■ Task details ■
Please count the lines in the listing below where the word "inwestycji" appears. Give the number only.
##### Given data
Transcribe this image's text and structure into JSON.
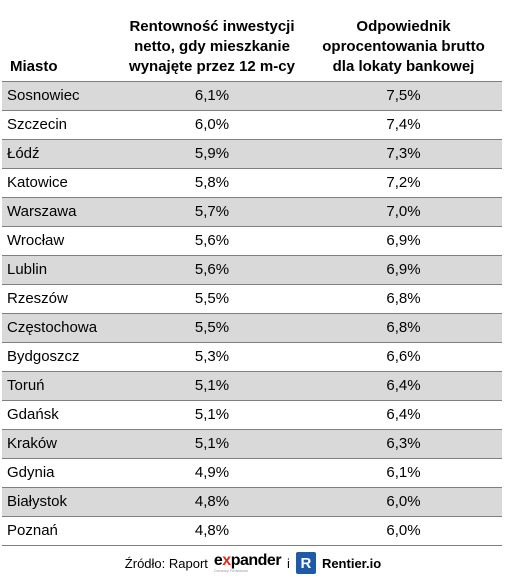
{
  "chart_data": {
    "type": "table",
    "columns": [
      "Miasto",
      "Rentowność inwestycji netto, gdy mieszkanie wynajęte przez 12 m-cy",
      "Odpowiednik oprocentowania brutto dla lokaty bankowej"
    ],
    "header_lines": {
      "city": [
        "Miasto"
      ],
      "return": [
        "Rentowność inwestycji",
        "netto, gdy mieszkanie",
        "wynajęte przez 12 m-cy"
      ],
      "equivalent": [
        "Odpowiednik",
        "oprocentowania brutto",
        "dla lokaty bankowej"
      ]
    },
    "rows": [
      {
        "city": "Sosnowiec",
        "return": "6,1%",
        "equivalent": "7,5%"
      },
      {
        "city": "Szczecin",
        "return": "6,0%",
        "equivalent": "7,4%"
      },
      {
        "city": "Łódź",
        "return": "5,9%",
        "equivalent": "7,3%"
      },
      {
        "city": "Katowice",
        "return": "5,8%",
        "equivalent": "7,2%"
      },
      {
        "city": "Warszawa",
        "return": "5,7%",
        "equivalent": "7,0%"
      },
      {
        "city": "Wrocław",
        "return": "5,6%",
        "equivalent": "6,9%"
      },
      {
        "city": "Lublin",
        "return": "5,6%",
        "equivalent": "6,9%"
      },
      {
        "city": "Rzeszów",
        "return": "5,5%",
        "equivalent": "6,8%"
      },
      {
        "city": "Częstochowa",
        "return": "5,5%",
        "equivalent": "6,8%"
      },
      {
        "city": "Bydgoszcz",
        "return": "5,3%",
        "equivalent": "6,6%"
      },
      {
        "city": "Toruń",
        "return": "5,1%",
        "equivalent": "6,4%"
      },
      {
        "city": "Gdańsk",
        "return": "5,1%",
        "equivalent": "6,4%"
      },
      {
        "city": "Kraków",
        "return": "5,1%",
        "equivalent": "6,3%"
      },
      {
        "city": "Gdynia",
        "return": "4,9%",
        "equivalent": "6,1%"
      },
      {
        "city": "Białystok",
        "return": "4,8%",
        "equivalent": "6,0%"
      },
      {
        "city": "Poznań",
        "return": "4,8%",
        "equivalent": "6,0%"
      }
    ],
    "row_shading": "alternating, odd rows shaded"
  },
  "colors": {
    "row_shade": "#d9d9d9",
    "rule": "#7f7f7f",
    "expander_accent": "#e2261c",
    "rentier_blue": "#1e5aa8"
  },
  "source": {
    "label": "Źródło: Raport",
    "expander_prefix": "e",
    "expander_x": "x",
    "expander_rest": "pander",
    "expander_tagline": "Doradcy Finansowi",
    "conjunction": "i",
    "rentier_mark": "R",
    "rentier_name": "Rentier.io"
  }
}
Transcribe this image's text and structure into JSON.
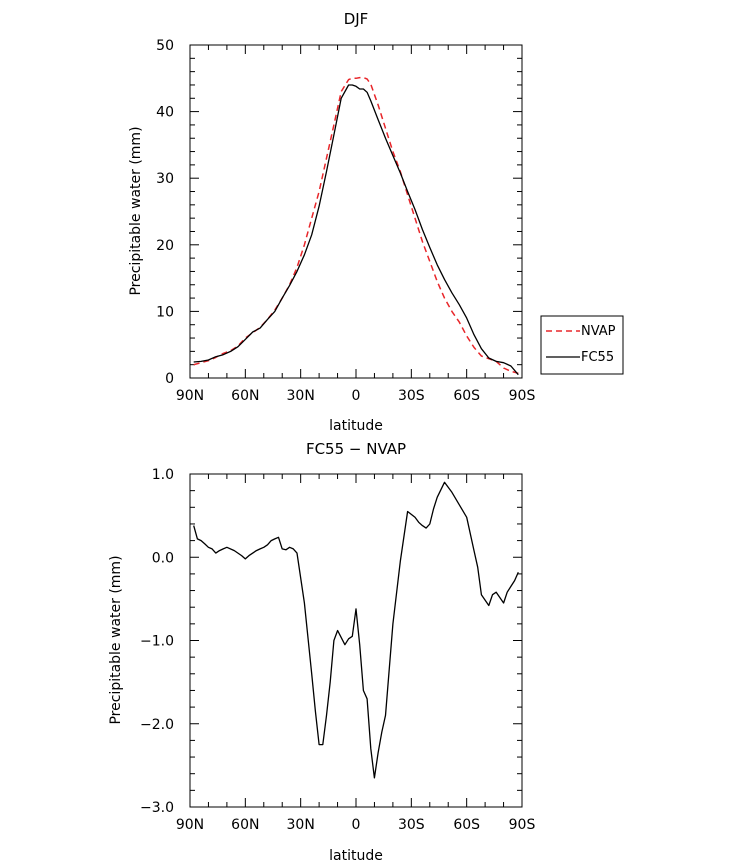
{
  "chart_data": [
    {
      "type": "line",
      "title": "DJF",
      "xlabel": "latitude",
      "ylabel": "Precipitable water (mm)",
      "xlim": [
        90,
        -90
      ],
      "ylim": [
        0,
        50
      ],
      "x_ticks": [
        90,
        60,
        30,
        0,
        -30,
        -60,
        -90
      ],
      "x_tick_labels": [
        "90N",
        "60N",
        "30N",
        "0",
        "30S",
        "60S",
        "90S"
      ],
      "y_ticks": [
        0,
        10,
        20,
        30,
        40,
        50
      ],
      "y_tick_labels": [
        "0",
        "10",
        "20",
        "30",
        "40",
        "50"
      ],
      "legend_position": "right-outside",
      "series": [
        {
          "name": "NVAP",
          "color": "#e8262a",
          "dash": "dashed",
          "x": [
            88,
            84,
            80,
            76,
            72,
            68,
            64,
            60,
            56,
            52,
            48,
            44,
            40,
            36,
            32,
            28,
            24,
            20,
            16,
            12,
            8,
            4,
            2,
            0,
            -2,
            -4,
            -6,
            -8,
            -12,
            -16,
            -20,
            -24,
            -28,
            -32,
            -36,
            -40,
            -44,
            -48,
            -52,
            -56,
            -60,
            -64,
            -68,
            -72,
            -76,
            -80,
            -84,
            -88
          ],
          "y": [
            2.0,
            2.3,
            2.6,
            3.1,
            3.7,
            4.1,
            4.8,
            6.0,
            6.8,
            7.6,
            8.8,
            10.2,
            12.0,
            14.0,
            16.6,
            20.0,
            24.0,
            28.0,
            33.0,
            38.0,
            43.0,
            44.8,
            45.0,
            45.0,
            45.1,
            45.1,
            44.9,
            44.1,
            41.0,
            37.5,
            34.0,
            31.0,
            27.5,
            24.0,
            20.5,
            17.5,
            14.5,
            12.0,
            10.0,
            8.4,
            6.3,
            4.6,
            3.3,
            2.9,
            2.5,
            1.5,
            1.0,
            0.7
          ]
        },
        {
          "name": "FC55",
          "color": "#000000",
          "dash": "solid",
          "x": [
            88,
            84,
            80,
            76,
            72,
            68,
            64,
            60,
            56,
            52,
            48,
            44,
            40,
            36,
            32,
            28,
            24,
            20,
            16,
            12,
            8,
            4,
            2,
            0,
            -2,
            -4,
            -6,
            -8,
            -12,
            -16,
            -20,
            -24,
            -28,
            -32,
            -36,
            -40,
            -44,
            -48,
            -52,
            -56,
            -60,
            -64,
            -68,
            -72,
            -76,
            -80,
            -84,
            -88
          ],
          "y": [
            2.4,
            2.5,
            2.7,
            3.2,
            3.5,
            4.0,
            4.7,
            5.8,
            6.9,
            7.5,
            8.8,
            10.0,
            12.0,
            13.9,
            16.0,
            18.5,
            21.5,
            25.8,
            31.0,
            36.5,
            42.0,
            44.0,
            44.0,
            43.8,
            43.4,
            43.4,
            42.9,
            41.6,
            38.8,
            36.0,
            33.4,
            30.8,
            28.0,
            25.3,
            22.3,
            19.6,
            17.0,
            14.8,
            12.8,
            11.0,
            9.0,
            6.5,
            4.4,
            3.0,
            2.5,
            2.3,
            1.8,
            0.5
          ]
        }
      ]
    },
    {
      "type": "line",
      "title": "FC55 − NVAP",
      "xlabel": "latitude",
      "ylabel": "Precipitable water (mm)",
      "xlim": [
        90,
        -90
      ],
      "ylim": [
        -3,
        1
      ],
      "x_ticks": [
        90,
        60,
        30,
        0,
        -30,
        -60,
        -90
      ],
      "x_tick_labels": [
        "90N",
        "60N",
        "30N",
        "0",
        "30S",
        "60S",
        "90S"
      ],
      "y_ticks": [
        -3,
        -2,
        -1,
        0,
        1
      ],
      "y_tick_labels": [
        "−3.0",
        "−2.0",
        "−1.0",
        "0.0",
        "1.0"
      ],
      "series": [
        {
          "color": "#000000",
          "dash": "solid",
          "x": [
            88,
            86,
            84,
            82,
            80,
            78,
            76,
            74,
            72,
            70,
            66,
            62,
            60,
            58,
            54,
            52,
            50,
            48,
            46,
            44,
            42,
            40,
            38,
            36,
            34,
            32,
            28,
            24,
            22,
            20,
            18,
            16,
            14,
            12,
            10,
            6,
            4,
            2,
            0,
            -2,
            -4,
            -6,
            -8,
            -10,
            -12,
            -14,
            -16,
            -20,
            -24,
            -28,
            -32,
            -34,
            -36,
            -38,
            -40,
            -42,
            -44,
            -48,
            -52,
            -56,
            -60,
            -64,
            -66,
            -68,
            -72,
            -74,
            -76,
            -80,
            -82,
            -84,
            -86,
            -88
          ],
          "y": [
            0.38,
            0.22,
            0.2,
            0.16,
            0.12,
            0.1,
            0.05,
            0.08,
            0.1,
            0.12,
            0.08,
            0.02,
            -0.02,
            0.02,
            0.08,
            0.1,
            0.12,
            0.15,
            0.2,
            0.22,
            0.24,
            0.1,
            0.09,
            0.12,
            0.1,
            0.05,
            -0.55,
            -1.4,
            -1.85,
            -2.25,
            -2.25,
            -1.9,
            -1.5,
            -1.0,
            -0.88,
            -1.05,
            -0.98,
            -0.95,
            -0.62,
            -1.05,
            -1.6,
            -1.7,
            -2.3,
            -2.65,
            -2.35,
            -2.1,
            -1.9,
            -0.8,
            -0.05,
            0.55,
            0.48,
            0.42,
            0.38,
            0.35,
            0.4,
            0.58,
            0.72,
            0.9,
            0.78,
            0.63,
            0.48,
            0.08,
            -0.12,
            -0.45,
            -0.58,
            -0.45,
            -0.42,
            -0.55,
            -0.42,
            -0.35,
            -0.28,
            -0.18
          ]
        }
      ]
    }
  ]
}
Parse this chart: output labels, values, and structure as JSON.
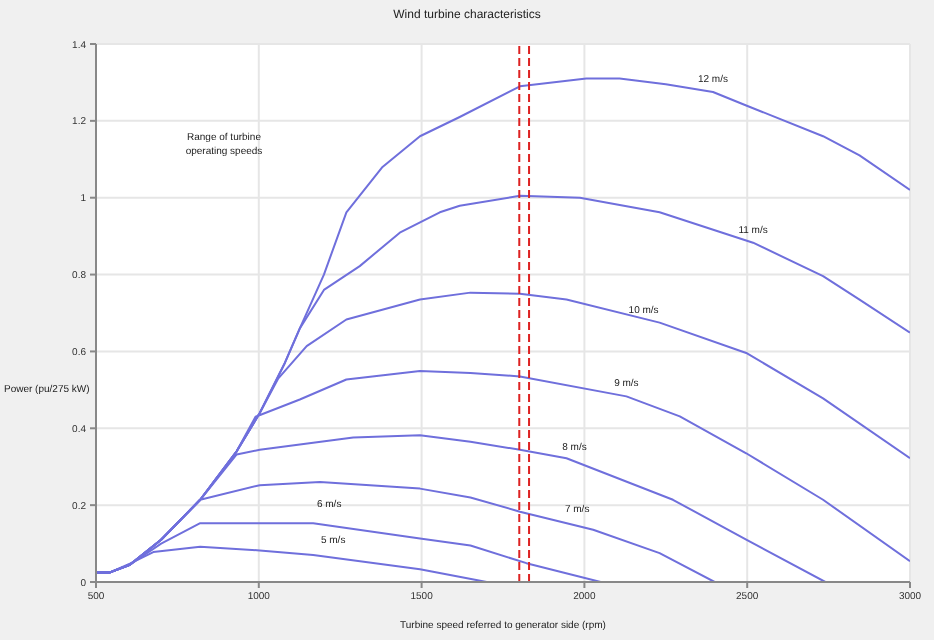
{
  "chart_data": {
    "type": "line",
    "title": "Wind turbine characteristics",
    "xlabel": "Turbine speed referred to generator side (rpm)",
    "ylabel": "Power (pu/275 kW)",
    "xlim": [
      500,
      3000
    ],
    "xticks": [
      500,
      1000,
      1500,
      2000,
      2500,
      3000
    ],
    "ylim": [
      0,
      1.4
    ],
    "yticks": [
      0,
      0.2,
      0.4,
      0.6,
      0.8,
      1,
      1.2,
      1.4
    ],
    "grid": true,
    "marker": "none",
    "line_style": "solid",
    "annotations": [
      "Range of turbine operating speeds"
    ],
    "ref_lines": [
      {
        "axis": "x",
        "value": 1800,
        "color": "#dd2222",
        "line_style": "dashed"
      },
      {
        "axis": "x",
        "value": 1830,
        "color": "#dd2222",
        "line_style": "dashed"
      }
    ],
    "series": [
      {
        "name": "5 m/s",
        "color": "#6f6fdc",
        "x": [
          500,
          543,
          604,
          676,
          820,
          1003,
          1167,
          1495,
          1700
        ],
        "values": [
          0.025,
          0.025,
          0.048,
          0.078,
          0.092,
          0.082,
          0.07,
          0.033,
          0
        ]
      },
      {
        "name": "6 m/s",
        "color": "#6f6fdc",
        "x": [
          500,
          543,
          604,
          700,
          820,
          1167,
          1495,
          1650,
          1822,
          2050
        ],
        "values": [
          0.025,
          0.025,
          0.045,
          0.1,
          0.153,
          0.153,
          0.113,
          0.095,
          0.049,
          0
        ]
      },
      {
        "name": "7 m/s",
        "color": "#6f6fdc",
        "x": [
          500,
          543,
          604,
          700,
          820,
          1003,
          1188,
          1495,
          1650,
          1802,
          2027,
          2231,
          2400
        ],
        "values": [
          0.025,
          0.025,
          0.045,
          0.11,
          0.214,
          0.252,
          0.26,
          0.243,
          0.22,
          0.183,
          0.136,
          0.075,
          0
        ]
      },
      {
        "name": "8 m/s",
        "color": "#6f6fdc",
        "x": [
          500,
          543,
          604,
          700,
          820,
          932,
          1003,
          1290,
          1495,
          1650,
          1802,
          1945,
          2272,
          2497,
          2740
        ],
        "values": [
          0.025,
          0.025,
          0.045,
          0.11,
          0.214,
          0.332,
          0.344,
          0.376,
          0.382,
          0.365,
          0.344,
          0.322,
          0.214,
          0.11,
          0
        ]
      },
      {
        "name": "9 m/s",
        "color": "#6f6fdc",
        "x": [
          500,
          543,
          604,
          700,
          820,
          932,
          990,
          1126,
          1269,
          1495,
          1650,
          1802,
          2129,
          2293,
          2497,
          2733,
          3000
        ],
        "values": [
          0.025,
          0.025,
          0.045,
          0.11,
          0.214,
          0.34,
          0.43,
          0.475,
          0.527,
          0.549,
          0.544,
          0.535,
          0.483,
          0.431,
          0.335,
          0.214,
          0.054
        ]
      },
      {
        "name": "10 m/s",
        "color": "#6f6fdc",
        "x": [
          500,
          543,
          604,
          700,
          820,
          932,
          1003,
          1060,
          1147,
          1269,
          1495,
          1650,
          1802,
          1945,
          2231,
          2497,
          2733,
          3000
        ],
        "values": [
          0.025,
          0.025,
          0.045,
          0.11,
          0.214,
          0.34,
          0.44,
          0.53,
          0.614,
          0.683,
          0.735,
          0.753,
          0.75,
          0.735,
          0.675,
          0.596,
          0.478,
          0.322
        ]
      },
      {
        "name": "11 m/s",
        "color": "#6f6fdc",
        "x": [
          500,
          543,
          604,
          700,
          820,
          932,
          1003,
          1080,
          1126,
          1200,
          1310,
          1433,
          1556,
          1617,
          1802,
          1986,
          2231,
          2518,
          2733,
          2845,
          3000
        ],
        "values": [
          0.025,
          0.025,
          0.045,
          0.11,
          0.214,
          0.34,
          0.44,
          0.57,
          0.66,
          0.76,
          0.822,
          0.909,
          0.962,
          0.979,
          1.005,
          1,
          0.962,
          0.883,
          0.796,
          0.735,
          0.649
        ]
      },
      {
        "name": "12 m/s",
        "color": "#6f6fdc",
        "x": [
          500,
          543,
          604,
          700,
          820,
          932,
          1003,
          1080,
          1126,
          1200,
          1269,
          1380,
          1495,
          1617,
          1802,
          2006,
          2108,
          2250,
          2395,
          2497,
          2733,
          2845,
          3000
        ],
        "values": [
          0.025,
          0.025,
          0.045,
          0.11,
          0.214,
          0.34,
          0.44,
          0.57,
          0.66,
          0.8,
          0.962,
          1.08,
          1.16,
          1.21,
          1.29,
          1.31,
          1.31,
          1.295,
          1.275,
          1.24,
          1.16,
          1.11,
          1.02
        ]
      }
    ]
  }
}
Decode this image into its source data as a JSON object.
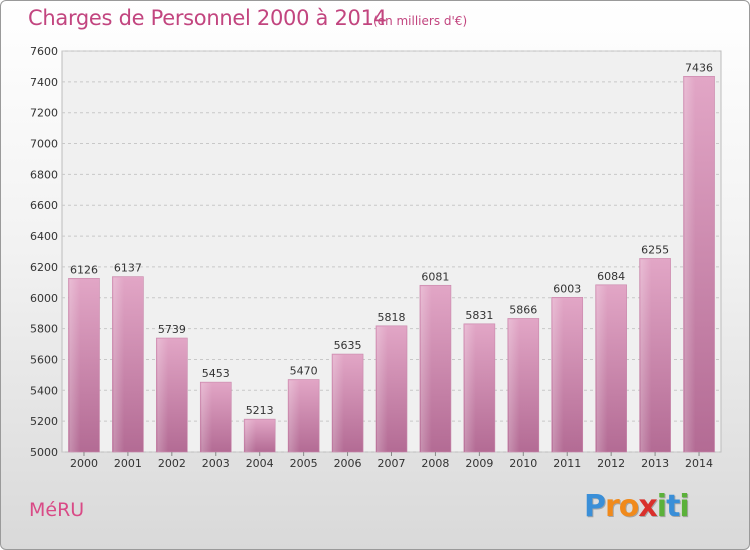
{
  "chart_data": {
    "type": "bar",
    "title": "Charges de Personnel 2000 à 2014",
    "subtitle": "(en milliers d'€)",
    "categories": [
      "2000",
      "2001",
      "2002",
      "2003",
      "2004",
      "2005",
      "2006",
      "2007",
      "2008",
      "2009",
      "2010",
      "2011",
      "2012",
      "2013",
      "2014"
    ],
    "values": [
      6126,
      6137,
      5739,
      5453,
      5213,
      5470,
      5635,
      5818,
      6081,
      5831,
      5866,
      6003,
      6084,
      6255,
      7436
    ],
    "ylim": [
      5000,
      7600
    ],
    "yticks": [
      5000,
      5200,
      5400,
      5600,
      5800,
      6000,
      6200,
      6400,
      6600,
      6800,
      7000,
      7200,
      7400,
      7600
    ],
    "grid": true,
    "bar_color": "#d98ab3"
  },
  "footer": {
    "commune": "MéRU",
    "logo_letters": [
      {
        "ch": "P",
        "color": "#3a8fd8"
      },
      {
        "ch": "r",
        "color": "#f08a1c"
      },
      {
        "ch": "o",
        "color": "#f08a1c"
      },
      {
        "ch": "x",
        "color": "#d9302c"
      },
      {
        "ch": "i",
        "color": "#5bb13a"
      },
      {
        "ch": "t",
        "color": "#3a8fd8"
      },
      {
        "ch": "i",
        "color": "#5bb13a"
      }
    ]
  }
}
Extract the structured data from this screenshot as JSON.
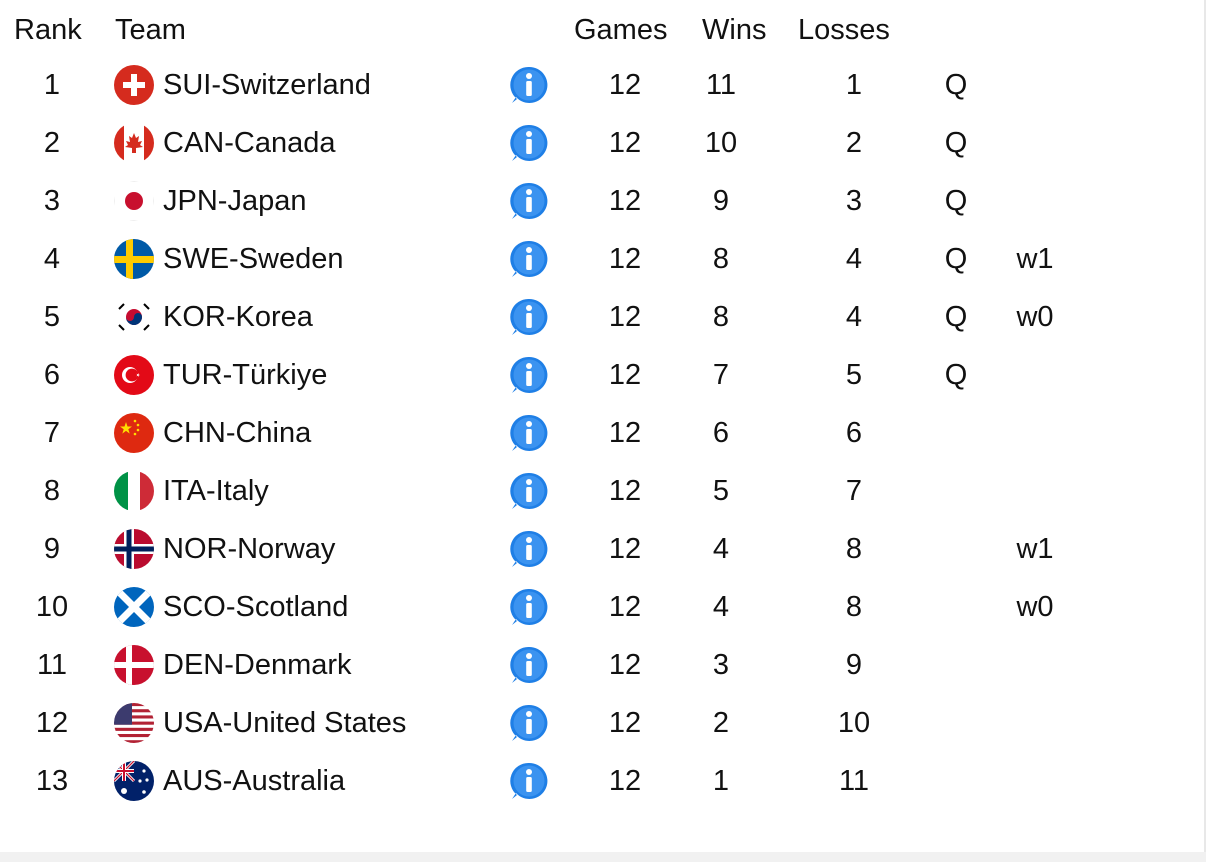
{
  "headers": {
    "rank": "Rank",
    "team": "Team",
    "games": "Games",
    "wins": "Wins",
    "losses": "Losses"
  },
  "rows": [
    {
      "rank": "1",
      "team": "SUI-Switzerland",
      "flag": "sui-flag-icon",
      "games": "12",
      "wins": "11",
      "losses": "1",
      "q": "Q",
      "w": ""
    },
    {
      "rank": "2",
      "team": "CAN-Canada",
      "flag": "can-flag-icon",
      "games": "12",
      "wins": "10",
      "losses": "2",
      "q": "Q",
      "w": ""
    },
    {
      "rank": "3",
      "team": "JPN-Japan",
      "flag": "jpn-flag-icon",
      "games": "12",
      "wins": "9",
      "losses": "3",
      "q": "Q",
      "w": ""
    },
    {
      "rank": "4",
      "team": "SWE-Sweden",
      "flag": "swe-flag-icon",
      "games": "12",
      "wins": "8",
      "losses": "4",
      "q": "Q",
      "w": "w1"
    },
    {
      "rank": "5",
      "team": "KOR-Korea",
      "flag": "kor-flag-icon",
      "games": "12",
      "wins": "8",
      "losses": "4",
      "q": "Q",
      "w": "w0"
    },
    {
      "rank": "6",
      "team": "TUR-Türkiye",
      "flag": "tur-flag-icon",
      "games": "12",
      "wins": "7",
      "losses": "5",
      "q": "Q",
      "w": ""
    },
    {
      "rank": "7",
      "team": "CHN-China",
      "flag": "chn-flag-icon",
      "games": "12",
      "wins": "6",
      "losses": "6",
      "q": "",
      "w": ""
    },
    {
      "rank": "8",
      "team": "ITA-Italy",
      "flag": "ita-flag-icon",
      "games": "12",
      "wins": "5",
      "losses": "7",
      "q": "",
      "w": ""
    },
    {
      "rank": "9",
      "team": "NOR-Norway",
      "flag": "nor-flag-icon",
      "games": "12",
      "wins": "4",
      "losses": "8",
      "q": "",
      "w": "w1"
    },
    {
      "rank": "10",
      "team": "SCO-Scotland",
      "flag": "sco-flag-icon",
      "games": "12",
      "wins": "4",
      "losses": "8",
      "q": "",
      "w": "w0"
    },
    {
      "rank": "11",
      "team": "DEN-Denmark",
      "flag": "den-flag-icon",
      "games": "12",
      "wins": "3",
      "losses": "9",
      "q": "",
      "w": ""
    },
    {
      "rank": "12",
      "team": "USA-United States",
      "flag": "usa-flag-icon",
      "games": "12",
      "wins": "2",
      "losses": "10",
      "q": "",
      "w": ""
    },
    {
      "rank": "13",
      "team": "AUS-Australia",
      "flag": "aus-flag-icon",
      "games": "12",
      "wins": "1",
      "losses": "11",
      "q": "",
      "w": ""
    }
  ],
  "icons": {
    "info": "info-icon"
  },
  "colors": {
    "info_blue": "#1f7fe6",
    "text": "#111111"
  }
}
##########
■ Answer to this exercise ■
2